[WORK INSTRUCTIONS]: Work out how many lines of the listing hold the string "time", then answer with that number and nothing else.

Records
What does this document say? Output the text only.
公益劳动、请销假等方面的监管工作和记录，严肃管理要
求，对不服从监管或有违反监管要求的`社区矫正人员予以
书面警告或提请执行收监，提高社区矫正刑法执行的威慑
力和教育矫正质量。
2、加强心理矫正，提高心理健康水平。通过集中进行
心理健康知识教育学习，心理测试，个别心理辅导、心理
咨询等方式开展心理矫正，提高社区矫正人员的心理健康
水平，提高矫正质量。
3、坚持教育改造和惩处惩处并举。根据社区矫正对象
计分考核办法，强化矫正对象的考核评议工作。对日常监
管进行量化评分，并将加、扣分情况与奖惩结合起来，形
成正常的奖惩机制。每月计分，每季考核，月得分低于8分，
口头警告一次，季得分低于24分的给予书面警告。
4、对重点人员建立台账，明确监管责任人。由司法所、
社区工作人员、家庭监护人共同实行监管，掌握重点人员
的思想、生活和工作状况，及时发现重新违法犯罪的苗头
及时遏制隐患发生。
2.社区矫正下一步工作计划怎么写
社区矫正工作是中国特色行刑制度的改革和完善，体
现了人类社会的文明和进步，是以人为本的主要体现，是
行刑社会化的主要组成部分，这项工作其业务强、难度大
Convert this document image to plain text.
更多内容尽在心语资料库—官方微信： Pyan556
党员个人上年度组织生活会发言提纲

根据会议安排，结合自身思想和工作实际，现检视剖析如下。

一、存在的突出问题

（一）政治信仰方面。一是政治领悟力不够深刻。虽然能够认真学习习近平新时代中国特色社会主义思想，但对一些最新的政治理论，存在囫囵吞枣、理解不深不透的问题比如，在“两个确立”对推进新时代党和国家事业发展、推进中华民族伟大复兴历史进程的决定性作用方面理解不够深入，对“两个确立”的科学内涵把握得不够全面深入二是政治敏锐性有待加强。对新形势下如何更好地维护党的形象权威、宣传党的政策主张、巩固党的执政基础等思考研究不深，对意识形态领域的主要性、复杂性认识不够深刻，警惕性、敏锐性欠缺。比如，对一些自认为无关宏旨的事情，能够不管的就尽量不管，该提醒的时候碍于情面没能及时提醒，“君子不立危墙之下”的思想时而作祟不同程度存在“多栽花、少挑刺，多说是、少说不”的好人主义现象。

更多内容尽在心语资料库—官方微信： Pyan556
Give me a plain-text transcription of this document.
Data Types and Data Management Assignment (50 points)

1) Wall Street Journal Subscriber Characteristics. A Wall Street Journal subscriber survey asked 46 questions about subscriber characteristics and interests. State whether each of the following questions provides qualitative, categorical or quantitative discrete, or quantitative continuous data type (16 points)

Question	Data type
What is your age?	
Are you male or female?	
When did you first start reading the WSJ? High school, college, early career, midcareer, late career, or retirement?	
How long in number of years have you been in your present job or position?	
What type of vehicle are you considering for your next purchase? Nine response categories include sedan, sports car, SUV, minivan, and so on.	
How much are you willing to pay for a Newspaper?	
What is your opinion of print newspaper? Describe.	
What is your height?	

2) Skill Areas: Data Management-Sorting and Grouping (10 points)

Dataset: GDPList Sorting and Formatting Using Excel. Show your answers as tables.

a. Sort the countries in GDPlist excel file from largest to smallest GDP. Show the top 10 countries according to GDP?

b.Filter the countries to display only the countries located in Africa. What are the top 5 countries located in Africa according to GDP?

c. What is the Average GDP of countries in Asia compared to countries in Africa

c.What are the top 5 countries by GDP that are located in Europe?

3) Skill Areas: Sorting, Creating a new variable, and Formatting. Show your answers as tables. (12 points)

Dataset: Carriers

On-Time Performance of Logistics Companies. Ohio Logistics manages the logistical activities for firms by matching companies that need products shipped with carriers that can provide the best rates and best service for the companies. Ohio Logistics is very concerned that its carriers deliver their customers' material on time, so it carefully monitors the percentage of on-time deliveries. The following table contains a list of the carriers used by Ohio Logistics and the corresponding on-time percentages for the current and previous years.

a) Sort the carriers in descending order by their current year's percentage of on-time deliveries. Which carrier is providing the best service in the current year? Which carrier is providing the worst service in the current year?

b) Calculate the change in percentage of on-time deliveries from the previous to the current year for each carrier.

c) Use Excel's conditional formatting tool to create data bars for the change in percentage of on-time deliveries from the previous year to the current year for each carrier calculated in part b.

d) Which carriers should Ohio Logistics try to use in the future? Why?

[TASK RESPONSE]: 4